» Problem requirements
Arrange the lines of the listing below as a numbered list, starting at the beginning of the listing and ending at the line containing "198, 120, 205]". Include both end lines and leave out any blank lines.

» Element location data
————————

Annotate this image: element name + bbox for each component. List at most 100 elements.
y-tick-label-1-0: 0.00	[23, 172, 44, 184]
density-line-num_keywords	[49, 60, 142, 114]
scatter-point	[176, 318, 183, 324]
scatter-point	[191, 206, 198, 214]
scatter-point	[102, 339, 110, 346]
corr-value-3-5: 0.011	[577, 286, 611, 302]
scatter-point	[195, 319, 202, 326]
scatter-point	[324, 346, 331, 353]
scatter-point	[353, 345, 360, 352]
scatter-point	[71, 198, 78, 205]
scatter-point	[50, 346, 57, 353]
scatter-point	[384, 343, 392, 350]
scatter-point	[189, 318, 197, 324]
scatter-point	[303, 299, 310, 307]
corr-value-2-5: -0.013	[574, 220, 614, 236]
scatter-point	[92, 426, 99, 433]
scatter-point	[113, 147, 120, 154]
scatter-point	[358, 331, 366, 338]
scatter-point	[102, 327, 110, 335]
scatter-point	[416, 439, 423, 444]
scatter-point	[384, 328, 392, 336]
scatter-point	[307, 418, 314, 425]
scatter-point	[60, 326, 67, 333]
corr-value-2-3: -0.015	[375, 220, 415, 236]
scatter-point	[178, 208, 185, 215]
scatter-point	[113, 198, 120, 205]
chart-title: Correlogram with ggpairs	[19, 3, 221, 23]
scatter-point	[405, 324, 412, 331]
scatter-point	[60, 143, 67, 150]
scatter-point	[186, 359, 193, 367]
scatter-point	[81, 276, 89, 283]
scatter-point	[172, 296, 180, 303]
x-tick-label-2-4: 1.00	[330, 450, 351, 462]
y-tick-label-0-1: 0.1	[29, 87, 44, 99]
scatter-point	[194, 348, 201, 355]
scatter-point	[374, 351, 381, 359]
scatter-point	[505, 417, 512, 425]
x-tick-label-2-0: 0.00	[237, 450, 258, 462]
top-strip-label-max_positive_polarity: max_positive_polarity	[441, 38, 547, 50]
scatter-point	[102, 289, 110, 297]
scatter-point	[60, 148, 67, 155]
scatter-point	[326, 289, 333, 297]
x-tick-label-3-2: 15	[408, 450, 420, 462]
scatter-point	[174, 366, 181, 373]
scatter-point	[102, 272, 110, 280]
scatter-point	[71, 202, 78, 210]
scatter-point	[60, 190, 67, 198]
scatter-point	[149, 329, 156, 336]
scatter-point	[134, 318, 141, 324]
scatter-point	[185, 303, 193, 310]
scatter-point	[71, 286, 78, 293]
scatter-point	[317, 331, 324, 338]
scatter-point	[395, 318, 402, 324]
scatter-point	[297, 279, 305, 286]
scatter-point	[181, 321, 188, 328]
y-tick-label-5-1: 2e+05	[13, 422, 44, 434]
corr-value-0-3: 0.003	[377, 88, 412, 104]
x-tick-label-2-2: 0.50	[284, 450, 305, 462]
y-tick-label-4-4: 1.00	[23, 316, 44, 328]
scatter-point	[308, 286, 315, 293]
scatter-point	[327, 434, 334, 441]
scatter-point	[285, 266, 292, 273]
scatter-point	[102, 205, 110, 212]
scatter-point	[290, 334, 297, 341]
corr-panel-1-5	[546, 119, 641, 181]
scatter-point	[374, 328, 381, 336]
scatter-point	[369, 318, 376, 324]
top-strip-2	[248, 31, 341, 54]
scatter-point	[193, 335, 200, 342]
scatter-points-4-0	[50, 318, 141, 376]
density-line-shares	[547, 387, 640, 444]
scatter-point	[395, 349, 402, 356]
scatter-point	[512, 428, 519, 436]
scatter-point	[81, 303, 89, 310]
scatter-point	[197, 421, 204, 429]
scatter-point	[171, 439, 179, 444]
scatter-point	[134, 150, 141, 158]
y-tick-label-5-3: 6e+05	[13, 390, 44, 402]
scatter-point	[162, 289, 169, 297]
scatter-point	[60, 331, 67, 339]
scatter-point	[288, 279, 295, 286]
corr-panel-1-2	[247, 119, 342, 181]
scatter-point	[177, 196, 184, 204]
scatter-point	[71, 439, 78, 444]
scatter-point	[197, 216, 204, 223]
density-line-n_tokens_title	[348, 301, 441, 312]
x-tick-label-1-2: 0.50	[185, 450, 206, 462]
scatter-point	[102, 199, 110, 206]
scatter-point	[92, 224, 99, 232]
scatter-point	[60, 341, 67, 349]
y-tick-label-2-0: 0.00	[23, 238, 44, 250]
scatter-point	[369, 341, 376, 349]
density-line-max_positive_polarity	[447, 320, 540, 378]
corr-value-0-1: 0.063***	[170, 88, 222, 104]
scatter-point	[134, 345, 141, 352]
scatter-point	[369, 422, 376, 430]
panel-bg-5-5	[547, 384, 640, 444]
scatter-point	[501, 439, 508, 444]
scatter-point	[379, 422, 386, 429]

————————

» Solution to this task
1. Annotate this image: element name + bbox for each component. List at most 100 elements.
2. y-tick-label-1-0: 0.00	[23, 172, 44, 184]
3. density-line-num_keywords	[49, 60, 142, 114]
4. scatter-point	[176, 318, 183, 324]
5. scatter-point	[191, 206, 198, 214]
6. scatter-point	[102, 339, 110, 346]
7. corr-value-3-5: 0.011	[577, 286, 611, 302]
8. scatter-point	[195, 319, 202, 326]
9. scatter-point	[324, 346, 331, 353]
10. scatter-point	[353, 345, 360, 352]
11. scatter-point	[71, 198, 78, 205]
12. scatter-point	[50, 346, 57, 353]
13. scatter-point	[384, 343, 392, 350]
14. scatter-point	[189, 318, 197, 324]
15. scatter-point	[303, 299, 310, 307]
16. corr-value-2-5: -0.013	[574, 220, 614, 236]
17. scatter-point	[92, 426, 99, 433]
18. scatter-point	[113, 147, 120, 154]
19. scatter-point	[358, 331, 366, 338]
20. scatter-point	[102, 327, 110, 335]
21. scatter-point	[416, 439, 423, 444]
22. scatter-point	[384, 328, 392, 336]
23. scatter-point	[307, 418, 314, 425]
24. scatter-point	[60, 326, 67, 333]
25. corr-value-2-3: -0.015	[375, 220, 415, 236]
26. scatter-point	[178, 208, 185, 215]
27. scatter-point	[113, 198, 120, 205]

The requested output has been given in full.